Fragmento del texto –
╭──
La casa es el resultado de una sumatoria de intervenciones que en el transcurso de dos siglos convirtieron un antiguo jardín de servicio en una residencia familiar autónoma. De construcción tradicional en adobe y teja, elevada sobre la calle por un corte irregular del terreno, su crecimiento desarticulado alrededor del estrecho patio genera un laberinto de escenarios interiores y exteriores, que se suceden independientes de una lectura global del edificio. La austeridad de las intervenciones, la extrema sencillez constructiva, su carácter espontáneo, su casi ausencia de fachada o de decoración, la aproximan más a las construcciones rurales que a las edificaciones republicanas que conforman en su mayoría el Centro Histórico de Quito.
╰──
Qué hacer – ¿Puedes reproducir sin cambios el pasaje del texto sobre la casa que empieza en "La casa es el" y termina en "Histórico de Quito."?

Material proporcionado –
╭──
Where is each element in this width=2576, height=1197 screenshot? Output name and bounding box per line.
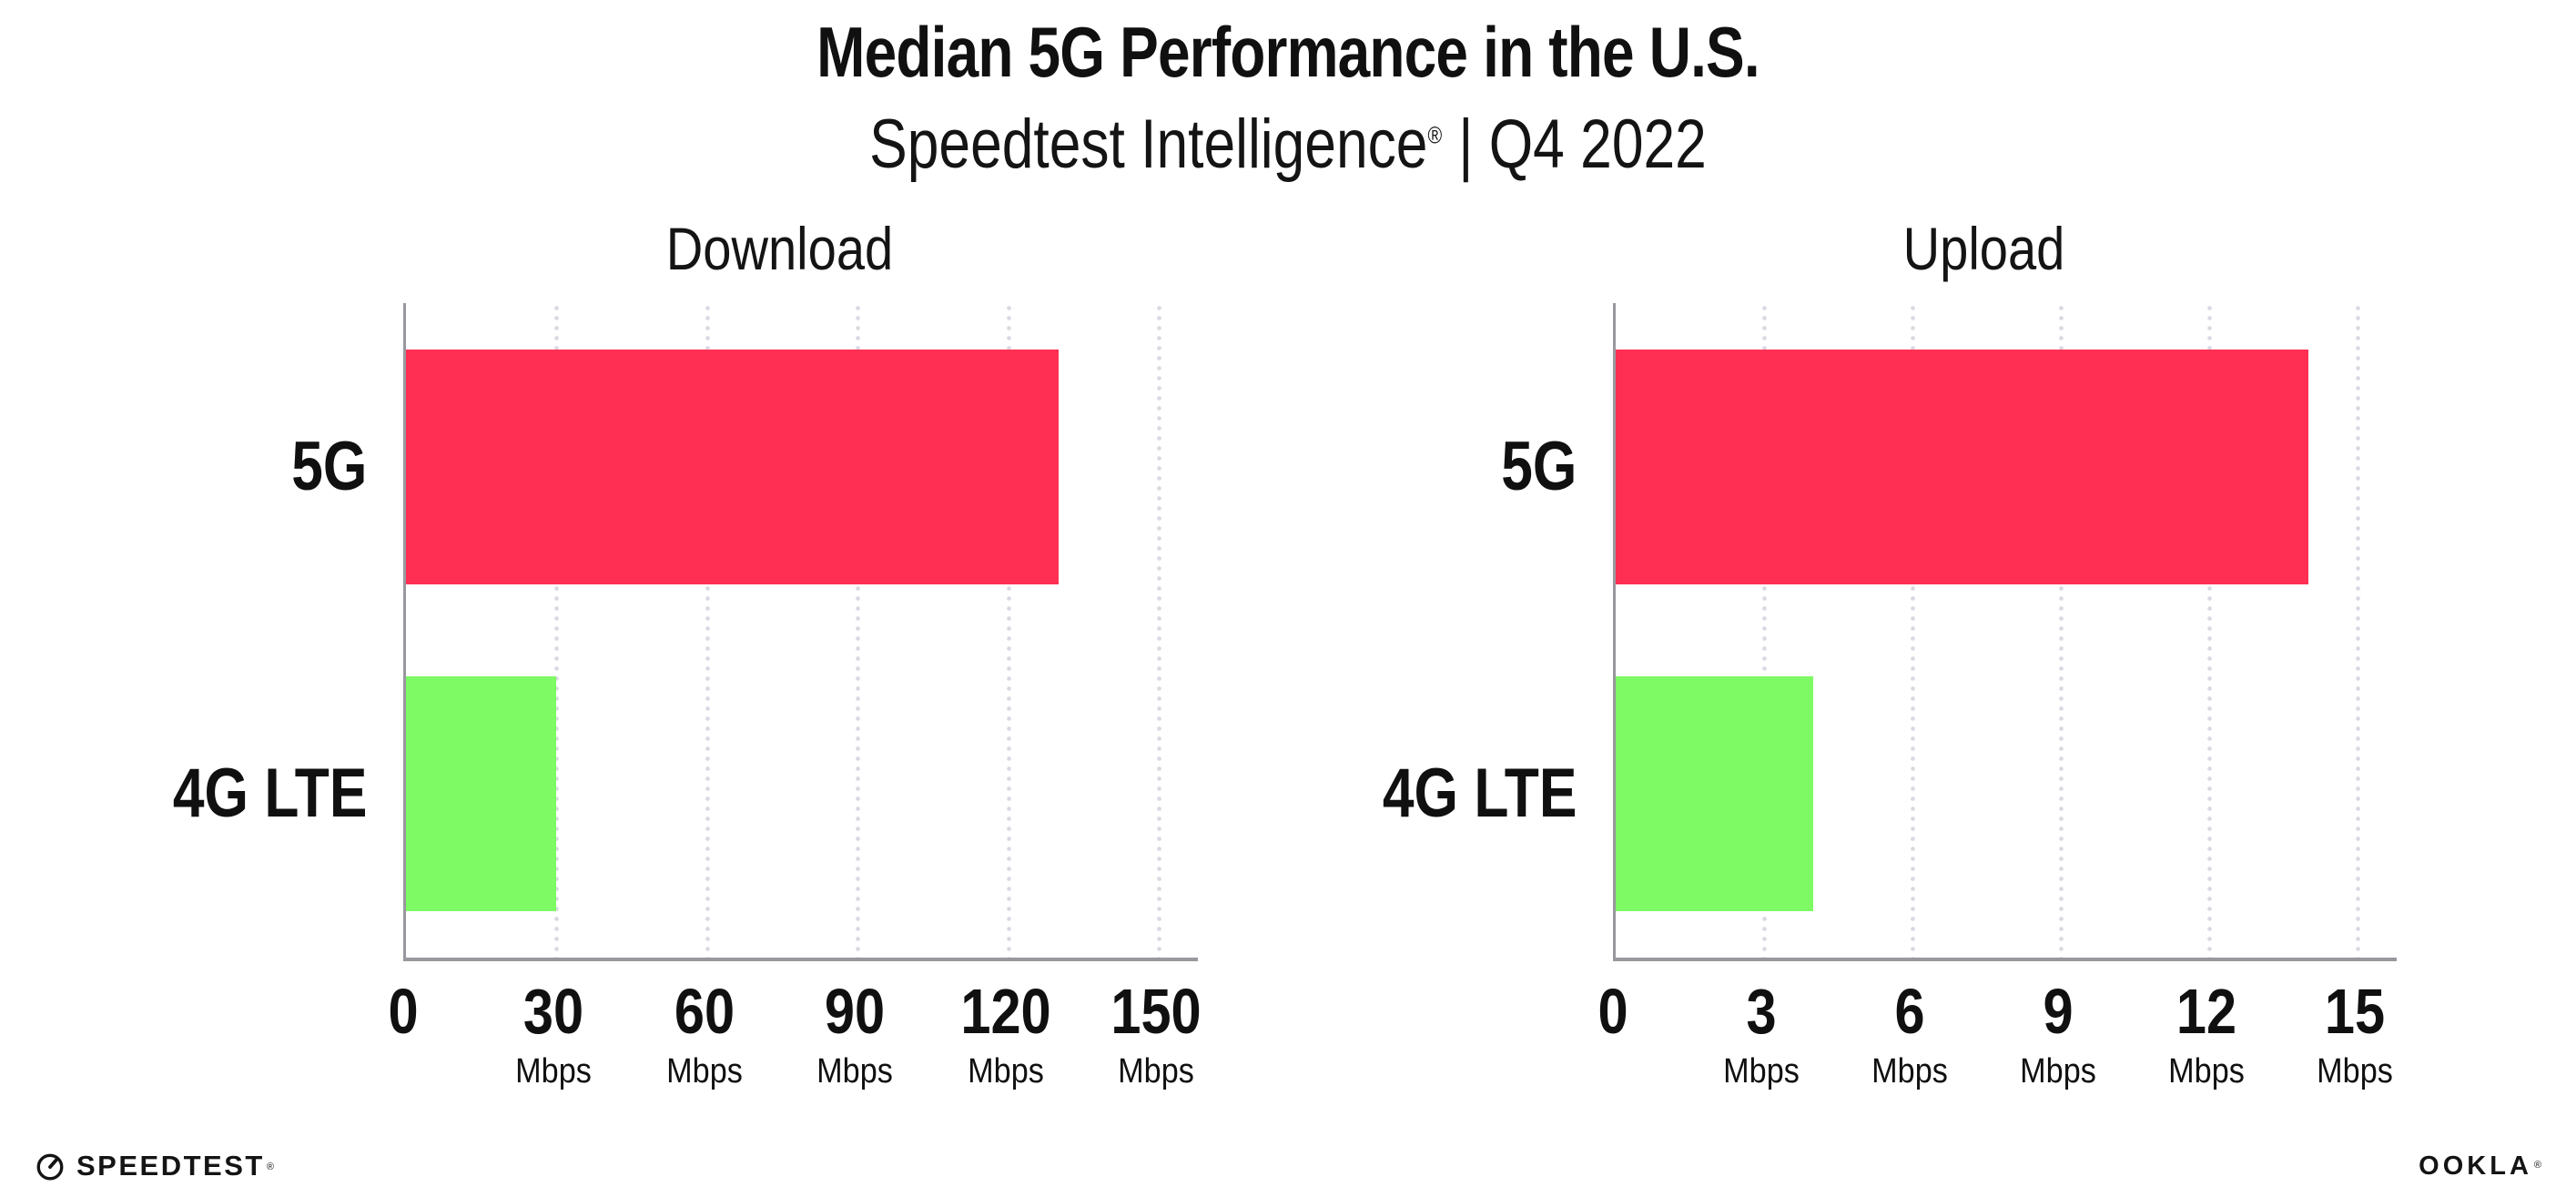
╰──
Resultado a continuación –
La casa es el resultado de una sumatoria de intervenciones que en el transcurso de dos siglos convirtieron un antiguo jardín de servicio en una residencia familiar autónoma. De construcción tradicional en adobe y teja, elevada sobre la calle por un corte irregular del terreno, su crecimiento desarticulado alrededor del estrecho patio genera un laberinto de escenarios interiores y exteriores, que se suceden independientes de una lectura global del edificio. La austeridad de las intervenciones, la extrema sencillez constructiva, su carácter espontáneo, su casi ausencia de fachada o de decoración, la aproximan más a las construcciones rurales que a las edificaciones republicanas que conforman en su mayoría el Centro Histórico de Quito.